Locate all lines with the word "only". Copy them.

○ ○ ○

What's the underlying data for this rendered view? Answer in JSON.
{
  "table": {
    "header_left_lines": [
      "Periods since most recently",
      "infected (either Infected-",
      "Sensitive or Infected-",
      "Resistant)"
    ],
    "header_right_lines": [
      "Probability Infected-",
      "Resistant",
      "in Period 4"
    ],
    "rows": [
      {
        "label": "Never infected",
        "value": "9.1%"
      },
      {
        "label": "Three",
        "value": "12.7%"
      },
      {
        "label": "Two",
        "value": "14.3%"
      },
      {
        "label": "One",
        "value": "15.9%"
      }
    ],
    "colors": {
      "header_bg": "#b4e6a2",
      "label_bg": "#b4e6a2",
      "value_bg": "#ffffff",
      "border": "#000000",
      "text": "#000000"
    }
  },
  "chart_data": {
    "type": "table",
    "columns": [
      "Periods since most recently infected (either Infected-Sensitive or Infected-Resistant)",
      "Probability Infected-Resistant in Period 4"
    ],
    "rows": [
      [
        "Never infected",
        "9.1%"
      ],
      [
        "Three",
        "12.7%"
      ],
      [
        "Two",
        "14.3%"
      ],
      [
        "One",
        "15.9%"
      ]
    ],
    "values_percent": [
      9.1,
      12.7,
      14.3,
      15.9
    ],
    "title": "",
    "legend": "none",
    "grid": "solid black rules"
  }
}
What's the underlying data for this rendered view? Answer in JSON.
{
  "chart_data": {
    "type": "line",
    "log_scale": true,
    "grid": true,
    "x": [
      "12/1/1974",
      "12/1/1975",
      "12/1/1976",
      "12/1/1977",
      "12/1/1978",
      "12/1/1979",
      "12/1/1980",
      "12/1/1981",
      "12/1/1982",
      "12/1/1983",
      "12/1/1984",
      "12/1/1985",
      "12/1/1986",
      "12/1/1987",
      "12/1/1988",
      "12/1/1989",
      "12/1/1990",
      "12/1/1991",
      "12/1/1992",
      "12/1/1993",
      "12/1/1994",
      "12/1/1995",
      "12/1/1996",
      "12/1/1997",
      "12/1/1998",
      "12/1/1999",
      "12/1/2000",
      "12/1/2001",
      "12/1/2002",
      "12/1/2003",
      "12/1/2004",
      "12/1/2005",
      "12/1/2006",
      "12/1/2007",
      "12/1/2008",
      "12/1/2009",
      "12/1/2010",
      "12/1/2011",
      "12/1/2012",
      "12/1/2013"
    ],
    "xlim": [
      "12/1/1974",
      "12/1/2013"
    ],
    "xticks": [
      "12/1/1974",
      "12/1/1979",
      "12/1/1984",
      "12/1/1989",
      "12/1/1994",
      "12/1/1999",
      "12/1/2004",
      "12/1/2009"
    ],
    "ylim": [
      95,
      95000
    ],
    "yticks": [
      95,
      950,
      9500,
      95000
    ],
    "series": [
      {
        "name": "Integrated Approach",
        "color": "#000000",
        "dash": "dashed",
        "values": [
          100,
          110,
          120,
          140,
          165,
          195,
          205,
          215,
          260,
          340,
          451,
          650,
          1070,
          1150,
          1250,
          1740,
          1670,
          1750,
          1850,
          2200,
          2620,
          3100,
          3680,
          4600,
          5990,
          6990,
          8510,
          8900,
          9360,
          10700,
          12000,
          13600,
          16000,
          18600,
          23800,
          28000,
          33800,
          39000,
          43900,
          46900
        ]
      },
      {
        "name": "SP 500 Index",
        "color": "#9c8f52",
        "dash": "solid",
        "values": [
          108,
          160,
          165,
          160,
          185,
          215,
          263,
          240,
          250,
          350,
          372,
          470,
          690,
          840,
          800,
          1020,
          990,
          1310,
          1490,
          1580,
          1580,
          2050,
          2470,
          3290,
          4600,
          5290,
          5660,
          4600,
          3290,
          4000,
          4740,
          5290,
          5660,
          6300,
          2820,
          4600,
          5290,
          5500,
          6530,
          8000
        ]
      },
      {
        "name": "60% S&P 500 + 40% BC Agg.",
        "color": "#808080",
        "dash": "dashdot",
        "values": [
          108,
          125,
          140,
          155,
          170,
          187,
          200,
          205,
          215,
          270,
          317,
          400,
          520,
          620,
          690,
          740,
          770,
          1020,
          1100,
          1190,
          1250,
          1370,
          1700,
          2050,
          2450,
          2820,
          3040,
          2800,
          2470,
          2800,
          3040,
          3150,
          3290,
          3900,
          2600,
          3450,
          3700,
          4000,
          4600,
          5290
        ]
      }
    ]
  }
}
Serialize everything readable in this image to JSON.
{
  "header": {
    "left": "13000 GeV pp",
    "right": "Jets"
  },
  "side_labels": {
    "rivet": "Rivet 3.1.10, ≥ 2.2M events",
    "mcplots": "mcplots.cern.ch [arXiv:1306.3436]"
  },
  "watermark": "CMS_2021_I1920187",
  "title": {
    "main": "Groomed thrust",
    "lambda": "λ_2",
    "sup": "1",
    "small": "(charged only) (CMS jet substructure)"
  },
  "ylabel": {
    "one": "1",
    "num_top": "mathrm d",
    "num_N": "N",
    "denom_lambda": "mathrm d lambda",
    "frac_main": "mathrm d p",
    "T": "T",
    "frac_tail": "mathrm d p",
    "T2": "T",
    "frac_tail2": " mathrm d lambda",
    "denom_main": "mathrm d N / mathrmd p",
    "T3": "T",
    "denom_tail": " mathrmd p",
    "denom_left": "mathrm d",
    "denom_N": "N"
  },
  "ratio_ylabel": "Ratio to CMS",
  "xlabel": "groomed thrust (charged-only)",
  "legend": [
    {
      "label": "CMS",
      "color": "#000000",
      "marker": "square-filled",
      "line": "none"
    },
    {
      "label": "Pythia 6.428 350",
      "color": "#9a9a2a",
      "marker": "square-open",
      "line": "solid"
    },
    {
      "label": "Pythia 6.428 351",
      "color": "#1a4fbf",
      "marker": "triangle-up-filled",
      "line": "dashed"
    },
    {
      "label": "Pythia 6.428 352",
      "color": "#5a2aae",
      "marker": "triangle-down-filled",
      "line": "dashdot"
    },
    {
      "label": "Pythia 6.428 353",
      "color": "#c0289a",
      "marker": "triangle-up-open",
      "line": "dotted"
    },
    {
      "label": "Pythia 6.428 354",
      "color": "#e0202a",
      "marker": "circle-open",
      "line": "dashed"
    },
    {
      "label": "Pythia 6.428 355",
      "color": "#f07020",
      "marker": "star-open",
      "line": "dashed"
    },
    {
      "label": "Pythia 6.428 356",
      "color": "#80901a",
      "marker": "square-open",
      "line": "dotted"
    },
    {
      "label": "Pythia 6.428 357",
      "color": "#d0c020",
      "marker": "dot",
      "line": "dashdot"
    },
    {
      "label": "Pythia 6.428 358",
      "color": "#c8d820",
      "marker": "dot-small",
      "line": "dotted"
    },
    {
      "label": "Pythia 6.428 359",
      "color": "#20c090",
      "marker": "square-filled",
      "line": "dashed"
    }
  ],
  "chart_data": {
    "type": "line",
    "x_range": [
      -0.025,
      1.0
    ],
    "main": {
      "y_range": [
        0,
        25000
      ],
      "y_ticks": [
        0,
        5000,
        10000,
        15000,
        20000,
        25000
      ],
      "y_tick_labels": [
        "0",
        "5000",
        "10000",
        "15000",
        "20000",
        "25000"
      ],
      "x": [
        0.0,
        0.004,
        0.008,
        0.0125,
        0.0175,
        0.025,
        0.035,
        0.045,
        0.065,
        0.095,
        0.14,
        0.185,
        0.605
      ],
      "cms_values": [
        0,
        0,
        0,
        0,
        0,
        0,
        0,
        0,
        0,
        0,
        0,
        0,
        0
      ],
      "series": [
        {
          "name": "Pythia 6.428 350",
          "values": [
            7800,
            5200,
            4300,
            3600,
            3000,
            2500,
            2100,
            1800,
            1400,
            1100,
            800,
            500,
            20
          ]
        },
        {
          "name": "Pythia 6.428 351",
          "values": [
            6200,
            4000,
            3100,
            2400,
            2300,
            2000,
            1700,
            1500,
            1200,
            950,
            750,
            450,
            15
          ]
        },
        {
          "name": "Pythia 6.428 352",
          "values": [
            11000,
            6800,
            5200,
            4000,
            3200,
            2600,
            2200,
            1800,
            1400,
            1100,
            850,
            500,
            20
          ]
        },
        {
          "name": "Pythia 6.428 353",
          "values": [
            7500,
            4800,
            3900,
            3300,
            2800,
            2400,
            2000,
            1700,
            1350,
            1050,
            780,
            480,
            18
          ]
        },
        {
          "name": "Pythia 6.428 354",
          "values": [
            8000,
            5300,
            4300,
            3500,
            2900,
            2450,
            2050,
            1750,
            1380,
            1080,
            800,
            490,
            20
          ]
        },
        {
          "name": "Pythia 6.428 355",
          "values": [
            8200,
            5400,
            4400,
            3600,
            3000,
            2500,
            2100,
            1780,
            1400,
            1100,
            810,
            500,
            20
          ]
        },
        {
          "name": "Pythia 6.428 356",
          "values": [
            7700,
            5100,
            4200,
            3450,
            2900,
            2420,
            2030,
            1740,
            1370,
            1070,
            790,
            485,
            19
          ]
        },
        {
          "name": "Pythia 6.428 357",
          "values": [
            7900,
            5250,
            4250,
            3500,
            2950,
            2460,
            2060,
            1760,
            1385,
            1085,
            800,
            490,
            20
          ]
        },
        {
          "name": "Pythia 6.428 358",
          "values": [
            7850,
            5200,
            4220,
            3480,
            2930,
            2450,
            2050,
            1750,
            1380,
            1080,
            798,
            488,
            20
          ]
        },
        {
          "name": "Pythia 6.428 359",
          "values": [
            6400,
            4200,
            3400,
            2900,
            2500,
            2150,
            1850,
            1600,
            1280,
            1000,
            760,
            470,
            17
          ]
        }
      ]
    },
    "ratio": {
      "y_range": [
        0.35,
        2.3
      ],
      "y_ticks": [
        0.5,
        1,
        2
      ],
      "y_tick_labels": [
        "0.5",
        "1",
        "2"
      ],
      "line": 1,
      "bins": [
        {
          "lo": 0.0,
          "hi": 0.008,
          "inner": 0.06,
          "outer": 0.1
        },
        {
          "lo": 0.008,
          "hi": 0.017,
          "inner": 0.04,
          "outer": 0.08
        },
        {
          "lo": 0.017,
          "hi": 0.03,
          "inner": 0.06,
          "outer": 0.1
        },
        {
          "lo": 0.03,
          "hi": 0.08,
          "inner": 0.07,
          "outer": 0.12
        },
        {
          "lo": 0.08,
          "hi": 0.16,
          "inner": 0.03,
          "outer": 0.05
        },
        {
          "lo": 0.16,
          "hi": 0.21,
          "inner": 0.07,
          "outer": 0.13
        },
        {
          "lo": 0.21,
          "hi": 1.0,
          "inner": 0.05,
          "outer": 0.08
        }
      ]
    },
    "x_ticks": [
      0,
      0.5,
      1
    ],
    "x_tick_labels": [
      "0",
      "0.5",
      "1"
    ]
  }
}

○ ○ ○

> _Reply to the exercise_:
    "small": "(charged only) (CMS jet substructure)"
  "xlabel": "groomed thrust (charged-only)",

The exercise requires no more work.